#### The data:

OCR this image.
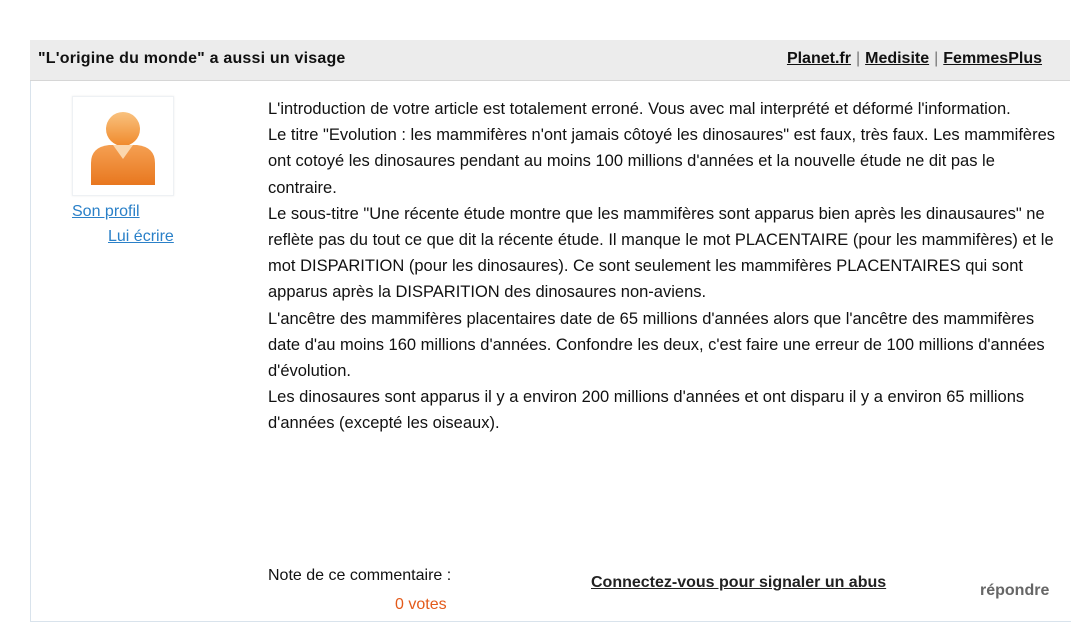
"L'origine du monde" a aussi un visage	Planet.fr | Medisite | FemmesPlus
Son profil
Lui écrire

L'introduction de votre article est totalement erroné. Vous avec mal interprété et déformé l'information.

Le titre "Evolution : les mammifères n'ont jamais côtoyé les dinosaures" est faux, très faux. Les mammifères ont cotoyé les dinosaures pendant au moins 100 millions d'années et la nouvelle étude ne dit pas le contraire.

Le sous-titre "Une récente étude montre que les mammifères sont apparus bien après les dinausaures" ne reflète pas du tout ce que dit la récente étude. Il manque le mot PLACENTAIRE (pour les mammifères) et le mot DISPARITION (pour les dinosaures). Ce sont seulement les mammifères PLACENTAIRES qui sont apparus après la DISPARITION des dinosaures non-aviens.

L'ancêtre des mammifères placentaires date de 65 millions d'années alors que l'ancêtre des mammifères date d'au moins 160 millions d'années. Confondre les deux, c'est faire une erreur de 100 millions d'années d'évolution.

Les dinosaures sont apparus il y a environ 200 millions d'années et ont disparu il y a environ 65 millions d'années (excepté les oiseaux).

Note de ce commentaire :
0 votes
Connectez-vous pour signaler un abus	répondre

#### Problem details:
Set out every line from the material that contains the string "dinosaures".

#### Complete output:
Le titre "Evolution : les mammifères n'ont jamais côtoyé les dinosaures" est faux, très faux. Les mammifères ont cotoyé les dinosaures pendant au moins 100 millions d'années et la nouvelle étude ne dit pas le contraire.
Le sous-titre "Une récente étude montre que les mammifères sont apparus bien après les dinausaures" ne reflète pas du tout ce que dit la récente étude. Il manque le mot PLACENTAIRE (pour les mammifères) et le mot DISPARITION (pour les dinosaures). Ce sont seulement les mammifères PLACENTAIRES qui sont apparus après la DISPARITION des dinosaures non-aviens.
Les dinosaures sont apparus il y a environ 200 millions d'années et ont disparu il y a environ 65 millions d'années (excepté les oiseaux).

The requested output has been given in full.